MATERIAL FOR THE TASK
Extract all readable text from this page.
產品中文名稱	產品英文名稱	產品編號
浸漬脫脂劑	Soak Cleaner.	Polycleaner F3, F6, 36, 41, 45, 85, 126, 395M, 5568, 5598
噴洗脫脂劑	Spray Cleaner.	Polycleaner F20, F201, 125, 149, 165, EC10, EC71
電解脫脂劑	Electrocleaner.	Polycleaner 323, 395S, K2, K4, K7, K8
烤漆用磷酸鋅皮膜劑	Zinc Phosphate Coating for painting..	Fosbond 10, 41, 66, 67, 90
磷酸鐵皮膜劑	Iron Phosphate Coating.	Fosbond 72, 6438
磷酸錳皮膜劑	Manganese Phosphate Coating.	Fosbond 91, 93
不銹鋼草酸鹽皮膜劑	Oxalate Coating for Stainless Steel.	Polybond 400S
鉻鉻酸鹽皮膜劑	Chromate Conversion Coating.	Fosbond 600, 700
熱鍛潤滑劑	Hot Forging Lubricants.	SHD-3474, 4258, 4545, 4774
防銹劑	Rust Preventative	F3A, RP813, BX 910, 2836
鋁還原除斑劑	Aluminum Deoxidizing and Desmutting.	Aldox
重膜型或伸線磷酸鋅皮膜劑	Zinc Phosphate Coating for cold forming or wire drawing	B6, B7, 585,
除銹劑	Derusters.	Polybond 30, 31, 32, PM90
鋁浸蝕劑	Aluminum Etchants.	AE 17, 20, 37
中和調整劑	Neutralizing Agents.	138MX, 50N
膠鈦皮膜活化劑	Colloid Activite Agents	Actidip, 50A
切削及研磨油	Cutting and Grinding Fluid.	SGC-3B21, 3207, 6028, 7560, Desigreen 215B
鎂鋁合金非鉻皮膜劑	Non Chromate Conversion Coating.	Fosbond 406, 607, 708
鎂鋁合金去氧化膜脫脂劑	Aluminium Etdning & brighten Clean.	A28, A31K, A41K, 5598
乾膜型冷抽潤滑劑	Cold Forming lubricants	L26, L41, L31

WORK TO COMPLETE
Only lines with the word "Chromate" are wanted, so copy each one from the records.

TASK OUTPUT
鉻鉻酸鹽皮膜劑	Chromate Conversion Coating.	Fosbond 600, 700
鎂鋁合金非鉻皮膜劑	Non Chromate Conversion Coating.	Fosbond 406, 607, 708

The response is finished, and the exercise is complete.